# Directive
Return verbatim the run of lines that opens with the line holding "What does this" and closes with the last line of the records.

# Dataset items
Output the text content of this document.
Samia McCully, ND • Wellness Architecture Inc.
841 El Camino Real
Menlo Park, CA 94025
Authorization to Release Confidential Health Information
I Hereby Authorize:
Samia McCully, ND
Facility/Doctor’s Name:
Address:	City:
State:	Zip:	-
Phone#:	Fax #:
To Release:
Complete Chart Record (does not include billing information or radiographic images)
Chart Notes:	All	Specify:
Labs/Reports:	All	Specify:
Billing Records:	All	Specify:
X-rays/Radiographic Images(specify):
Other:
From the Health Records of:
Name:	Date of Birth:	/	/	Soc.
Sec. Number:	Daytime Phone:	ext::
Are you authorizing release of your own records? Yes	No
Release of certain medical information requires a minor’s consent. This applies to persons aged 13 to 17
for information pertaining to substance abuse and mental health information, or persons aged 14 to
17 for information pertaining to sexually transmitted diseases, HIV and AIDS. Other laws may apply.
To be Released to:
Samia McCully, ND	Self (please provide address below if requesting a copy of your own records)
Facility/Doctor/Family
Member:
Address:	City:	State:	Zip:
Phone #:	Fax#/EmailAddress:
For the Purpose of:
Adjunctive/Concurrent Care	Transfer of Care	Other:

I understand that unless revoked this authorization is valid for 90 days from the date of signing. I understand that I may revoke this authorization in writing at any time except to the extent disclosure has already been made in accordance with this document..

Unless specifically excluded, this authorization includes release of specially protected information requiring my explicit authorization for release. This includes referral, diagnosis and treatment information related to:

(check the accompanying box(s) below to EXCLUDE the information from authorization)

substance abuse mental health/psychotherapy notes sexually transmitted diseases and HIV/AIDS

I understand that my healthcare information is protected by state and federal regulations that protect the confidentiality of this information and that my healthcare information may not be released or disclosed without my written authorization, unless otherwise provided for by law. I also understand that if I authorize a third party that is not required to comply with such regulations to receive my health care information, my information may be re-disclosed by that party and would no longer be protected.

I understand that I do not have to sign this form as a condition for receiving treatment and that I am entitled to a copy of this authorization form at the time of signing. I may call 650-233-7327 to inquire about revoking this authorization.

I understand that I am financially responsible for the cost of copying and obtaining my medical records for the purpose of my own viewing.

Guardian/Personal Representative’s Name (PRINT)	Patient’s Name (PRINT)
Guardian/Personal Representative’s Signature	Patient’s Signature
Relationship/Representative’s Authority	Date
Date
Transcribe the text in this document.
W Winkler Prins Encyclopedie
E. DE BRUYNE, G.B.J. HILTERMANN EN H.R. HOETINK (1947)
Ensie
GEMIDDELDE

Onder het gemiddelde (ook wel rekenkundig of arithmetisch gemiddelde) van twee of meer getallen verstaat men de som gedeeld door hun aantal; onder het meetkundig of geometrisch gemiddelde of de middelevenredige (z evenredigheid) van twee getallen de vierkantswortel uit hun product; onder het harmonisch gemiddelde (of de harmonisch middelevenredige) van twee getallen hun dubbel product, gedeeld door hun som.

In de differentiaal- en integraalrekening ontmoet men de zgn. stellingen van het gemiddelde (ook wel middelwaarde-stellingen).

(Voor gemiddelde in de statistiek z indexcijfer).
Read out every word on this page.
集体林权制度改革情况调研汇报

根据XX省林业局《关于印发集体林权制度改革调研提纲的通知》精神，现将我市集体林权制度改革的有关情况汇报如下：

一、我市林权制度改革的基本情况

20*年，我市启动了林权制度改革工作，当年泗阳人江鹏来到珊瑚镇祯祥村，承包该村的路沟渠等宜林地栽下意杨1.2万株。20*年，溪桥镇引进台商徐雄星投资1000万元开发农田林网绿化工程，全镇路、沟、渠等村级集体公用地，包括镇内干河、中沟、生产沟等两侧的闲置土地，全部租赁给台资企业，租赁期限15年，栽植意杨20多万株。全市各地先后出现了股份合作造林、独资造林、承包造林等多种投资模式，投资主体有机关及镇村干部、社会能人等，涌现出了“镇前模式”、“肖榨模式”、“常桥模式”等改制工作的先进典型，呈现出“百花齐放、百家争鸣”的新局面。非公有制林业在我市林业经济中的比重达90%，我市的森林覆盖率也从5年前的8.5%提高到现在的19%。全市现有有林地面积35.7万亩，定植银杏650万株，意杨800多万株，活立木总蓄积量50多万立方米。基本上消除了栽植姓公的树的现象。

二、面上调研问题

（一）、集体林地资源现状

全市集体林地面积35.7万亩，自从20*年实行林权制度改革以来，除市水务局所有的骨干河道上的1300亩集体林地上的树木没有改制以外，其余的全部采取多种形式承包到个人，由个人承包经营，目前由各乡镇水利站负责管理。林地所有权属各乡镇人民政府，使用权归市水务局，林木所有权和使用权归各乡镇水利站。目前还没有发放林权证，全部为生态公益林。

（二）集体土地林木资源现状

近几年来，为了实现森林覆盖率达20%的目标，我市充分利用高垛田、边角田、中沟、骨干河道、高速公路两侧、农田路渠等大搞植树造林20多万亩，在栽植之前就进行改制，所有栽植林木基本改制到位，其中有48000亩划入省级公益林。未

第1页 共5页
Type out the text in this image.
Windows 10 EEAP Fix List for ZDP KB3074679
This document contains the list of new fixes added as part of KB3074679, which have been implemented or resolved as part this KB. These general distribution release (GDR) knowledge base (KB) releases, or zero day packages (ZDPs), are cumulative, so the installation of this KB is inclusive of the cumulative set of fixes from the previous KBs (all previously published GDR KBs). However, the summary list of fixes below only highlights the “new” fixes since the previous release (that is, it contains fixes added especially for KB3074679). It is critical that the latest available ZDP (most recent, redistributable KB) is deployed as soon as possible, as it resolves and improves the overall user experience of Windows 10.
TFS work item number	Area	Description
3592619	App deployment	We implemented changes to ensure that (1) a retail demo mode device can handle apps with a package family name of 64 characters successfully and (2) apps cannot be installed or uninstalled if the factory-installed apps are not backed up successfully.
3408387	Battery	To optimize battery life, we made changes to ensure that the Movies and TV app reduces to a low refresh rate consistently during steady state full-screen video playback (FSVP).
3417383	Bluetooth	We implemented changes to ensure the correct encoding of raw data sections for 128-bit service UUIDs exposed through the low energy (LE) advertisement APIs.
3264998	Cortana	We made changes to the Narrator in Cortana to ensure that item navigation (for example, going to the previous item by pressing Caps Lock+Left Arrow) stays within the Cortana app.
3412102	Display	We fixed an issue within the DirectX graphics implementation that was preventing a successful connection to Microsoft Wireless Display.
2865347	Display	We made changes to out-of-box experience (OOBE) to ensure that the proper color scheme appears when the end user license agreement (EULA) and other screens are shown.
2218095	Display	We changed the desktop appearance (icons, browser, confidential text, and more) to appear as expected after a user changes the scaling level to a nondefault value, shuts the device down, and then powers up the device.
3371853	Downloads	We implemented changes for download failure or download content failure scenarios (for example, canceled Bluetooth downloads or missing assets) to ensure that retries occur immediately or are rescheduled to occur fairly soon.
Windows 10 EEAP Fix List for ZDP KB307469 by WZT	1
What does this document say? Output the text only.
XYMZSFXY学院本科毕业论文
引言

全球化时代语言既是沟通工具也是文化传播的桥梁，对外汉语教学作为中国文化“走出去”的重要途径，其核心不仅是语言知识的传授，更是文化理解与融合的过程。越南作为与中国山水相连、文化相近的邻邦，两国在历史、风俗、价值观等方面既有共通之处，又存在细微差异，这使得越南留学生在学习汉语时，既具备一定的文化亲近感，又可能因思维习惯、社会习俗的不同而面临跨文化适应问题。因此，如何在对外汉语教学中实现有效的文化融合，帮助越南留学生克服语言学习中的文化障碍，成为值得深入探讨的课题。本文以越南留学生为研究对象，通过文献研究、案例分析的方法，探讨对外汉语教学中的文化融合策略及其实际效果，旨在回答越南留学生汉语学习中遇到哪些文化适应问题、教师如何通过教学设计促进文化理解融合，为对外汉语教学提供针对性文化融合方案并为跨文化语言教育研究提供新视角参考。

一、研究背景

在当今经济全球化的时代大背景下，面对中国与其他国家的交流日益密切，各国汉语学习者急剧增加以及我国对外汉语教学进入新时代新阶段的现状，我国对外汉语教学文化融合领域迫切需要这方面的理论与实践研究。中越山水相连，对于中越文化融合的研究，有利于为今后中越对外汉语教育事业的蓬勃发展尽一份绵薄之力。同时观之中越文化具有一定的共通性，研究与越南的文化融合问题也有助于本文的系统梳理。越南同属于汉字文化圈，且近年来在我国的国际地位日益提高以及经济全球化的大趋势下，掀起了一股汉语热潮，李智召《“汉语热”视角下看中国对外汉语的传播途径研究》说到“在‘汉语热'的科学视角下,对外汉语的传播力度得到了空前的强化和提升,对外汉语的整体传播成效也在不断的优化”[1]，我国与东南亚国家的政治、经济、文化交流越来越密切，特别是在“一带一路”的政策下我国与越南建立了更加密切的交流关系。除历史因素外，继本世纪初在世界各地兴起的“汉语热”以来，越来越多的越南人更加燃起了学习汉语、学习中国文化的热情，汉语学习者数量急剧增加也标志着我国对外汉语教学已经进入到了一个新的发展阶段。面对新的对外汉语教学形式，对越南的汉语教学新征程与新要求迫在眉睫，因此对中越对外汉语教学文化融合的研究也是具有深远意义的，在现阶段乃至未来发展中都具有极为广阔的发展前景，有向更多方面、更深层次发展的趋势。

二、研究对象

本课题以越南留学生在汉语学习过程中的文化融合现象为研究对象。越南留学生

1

# Answer
What does this document say? Output the text only.
XYMZSFXY学院本科毕业论文
引言

全球化时代语言既是沟通工具也是文化传播的桥梁，对外汉语教学作为中国文化“走出去”的重要途径，其核心不仅是语言知识的传授，更是文化理解与融合的过程。越南作为与中国山水相连、文化相近的邻邦，两国在历史、风俗、价值观等方面既有共通之处，又存在细微差异，这使得越南留学生在学习汉语时，既具备一定的文化亲近感，又可能因思维习惯、社会习俗的不同而面临跨文化适应问题。因此，如何在对外汉语教学中实现有效的文化融合，帮助越南留学生克服语言学习中的文化障碍，成为值得深入探讨的课题。本文以越南留学生为研究对象，通过文献研究、案例分析的方法，探讨对外汉语教学中的文化融合策略及其实际效果，旨在回答越南留学生汉语学习中遇到哪些文化适应问题、教师如何通过教学设计促进文化理解融合，为对外汉语教学提供针对性文化融合方案并为跨文化语言教育研究提供新视角参考。

一、研究背景

在当今经济全球化的时代大背景下，面对中国与其他国家的交流日益密切，各国汉语学习者急剧增加以及我国对外汉语教学进入新时代新阶段的现状，我国对外汉语教学文化融合领域迫切需要这方面的理论与实践研究。中越山水相连，对于中越文化融合的研究，有利于为今后中越对外汉语教育事业的蓬勃发展尽一份绵薄之力。同时观之中越文化具有一定的共通性，研究与越南的文化融合问题也有助于本文的系统梳理。越南同属于汉字文化圈，且近年来在我国的国际地位日益提高以及经济全球化的大趋势下，掀起了一股汉语热潮，李智召《“汉语热”视角下看中国对外汉语的传播途径研究》说到“在‘汉语热'的科学视角下,对外汉语的传播力度得到了空前的强化和提升,对外汉语的整体传播成效也在不断的优化”[1]，我国与东南亚国家的政治、经济、文化交流越来越密切，特别是在“一带一路”的政策下我国与越南建立了更加密切的交流关系。除历史因素外，继本世纪初在世界各地兴起的“汉语热”以来，越来越多的越南人更加燃起了学习汉语、学习中国文化的热情，汉语学习者数量急剧增加也标志着我国对外汉语教学已经进入到了一个新的发展阶段。面对新的对外汉语教学形式，对越南的汉语教学新征程与新要求迫在眉睫，因此对中越对外汉语教学文化融合的研究也是具有深远意义的，在现阶段乃至未来发展中都具有极为广阔的发展前景，有向更多方面、更深层次发展的趋势。

二、研究对象

本课题以越南留学生在汉语学习过程中的文化融合现象为研究对象。越南留学生

1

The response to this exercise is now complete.